== What is required ==
The listing below should be printed exactly, every line of it. Skip the pictures.

Extracted records:
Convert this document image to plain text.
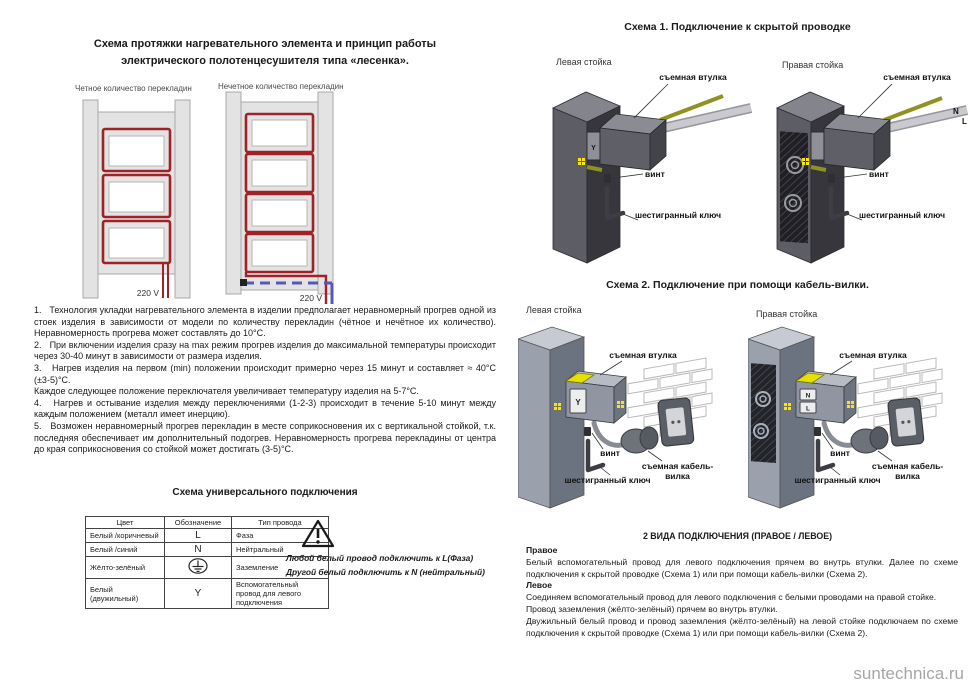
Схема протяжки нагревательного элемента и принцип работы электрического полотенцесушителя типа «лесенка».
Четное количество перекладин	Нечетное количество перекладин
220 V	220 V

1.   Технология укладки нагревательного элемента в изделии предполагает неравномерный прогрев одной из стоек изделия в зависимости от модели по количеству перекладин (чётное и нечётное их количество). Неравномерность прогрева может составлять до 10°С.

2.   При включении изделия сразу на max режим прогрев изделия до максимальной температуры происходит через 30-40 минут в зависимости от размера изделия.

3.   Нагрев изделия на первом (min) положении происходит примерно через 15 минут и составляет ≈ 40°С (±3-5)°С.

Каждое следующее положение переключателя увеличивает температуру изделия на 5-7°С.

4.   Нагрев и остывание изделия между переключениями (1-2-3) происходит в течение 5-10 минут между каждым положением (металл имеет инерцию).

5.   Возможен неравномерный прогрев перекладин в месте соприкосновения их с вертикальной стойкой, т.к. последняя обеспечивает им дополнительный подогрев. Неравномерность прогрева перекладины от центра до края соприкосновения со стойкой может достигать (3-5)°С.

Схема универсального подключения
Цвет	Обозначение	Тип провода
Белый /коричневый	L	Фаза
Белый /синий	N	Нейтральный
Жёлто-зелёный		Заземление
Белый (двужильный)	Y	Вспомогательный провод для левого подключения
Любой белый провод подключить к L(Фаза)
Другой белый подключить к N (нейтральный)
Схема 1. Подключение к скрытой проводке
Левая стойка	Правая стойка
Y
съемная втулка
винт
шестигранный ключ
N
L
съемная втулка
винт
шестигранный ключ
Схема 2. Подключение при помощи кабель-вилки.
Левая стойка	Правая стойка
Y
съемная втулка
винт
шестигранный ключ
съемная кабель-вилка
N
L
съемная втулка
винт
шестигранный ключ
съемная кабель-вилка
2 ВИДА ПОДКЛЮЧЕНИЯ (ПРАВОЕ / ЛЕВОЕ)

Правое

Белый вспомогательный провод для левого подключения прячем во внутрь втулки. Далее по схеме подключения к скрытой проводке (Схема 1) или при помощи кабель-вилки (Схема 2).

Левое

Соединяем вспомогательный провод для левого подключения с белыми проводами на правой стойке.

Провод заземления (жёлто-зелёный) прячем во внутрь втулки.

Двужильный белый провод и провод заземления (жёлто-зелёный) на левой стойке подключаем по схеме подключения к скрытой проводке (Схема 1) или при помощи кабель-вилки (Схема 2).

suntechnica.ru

== Expected answer ==
Convert this document image to plain text.
Схема протяжки нагревательного элемента и принцип работы электрического полотенцесушителя типа «лесенка».
Четное количество перекладин	Нечетное количество перекладин
220 V	220 V

1.   Технология укладки нагревательного элемента в изделии предполагает неравномерный прогрев одной из стоек изделия в зависимости от модели по количеству перекладин (чётное и нечётное их количество). Неравномерность прогрева может составлять до 10°С.

2.   При включении изделия сразу на max режим прогрев изделия до максимальной температуры происходит через 30-40 минут в зависимости от размера изделия.

3.   Нагрев изделия на первом (min) положении происходит примерно через 15 минут и составляет ≈ 40°С (±3-5)°С.

Каждое следующее положение переключателя увеличивает температуру изделия на 5-7°С.

4.   Нагрев и остывание изделия между переключениями (1-2-3) происходит в течение 5-10 минут между каждым положением (металл имеет инерцию).

5.   Возможен неравномерный прогрев перекладин в месте соприкосновения их с вертикальной стойкой, т.к. последняя обеспечивает им дополнительный подогрев. Неравномерность прогрева перекладины от центра до края соприкосновения со стойкой может достигать (3-5)°С.

Схема универсального подключения
Цвет	Обозначение	Тип провода
Белый /коричневый	L	Фаза
Белый /синий	N	Нейтральный
Жёлто-зелёный		Заземление
Белый (двужильный)	Y	Вспомогательный провод для левого подключения
Любой белый провод подключить к L(Фаза)
Другой белый подключить к N (нейтральный)
Схема 1. Подключение к скрытой проводке
Левая стойка	Правая стойка
Y
съемная втулка
винт
шестигранный ключ
N
L
съемная втулка
винт
шестигранный ключ
Схема 2. Подключение при помощи кабель-вилки.
Левая стойка	Правая стойка
Y
съемная втулка
винт
шестигранный ключ
съемная кабель-вилка
N
L
съемная втулка
винт
шестигранный ключ
съемная кабель-вилка
2 ВИДА ПОДКЛЮЧЕНИЯ (ПРАВОЕ / ЛЕВОЕ)

Правое

Белый вспомогательный провод для левого подключения прячем во внутрь втулки. Далее по схеме подключения к скрытой проводке (Схема 1) или при помощи кабель-вилки (Схема 2).

Левое

Соединяем вспомогательный провод для левого подключения с белыми проводами на правой стойке.

Провод заземления (жёлто-зелёный) прячем во внутрь втулки.

Двужильный белый провод и провод заземления (жёлто-зелёный) на левой стойке подключаем по схеме подключения к скрытой проводке (Схема 1) или при помощи кабель-вилки (Схема 2).

suntechnica.ru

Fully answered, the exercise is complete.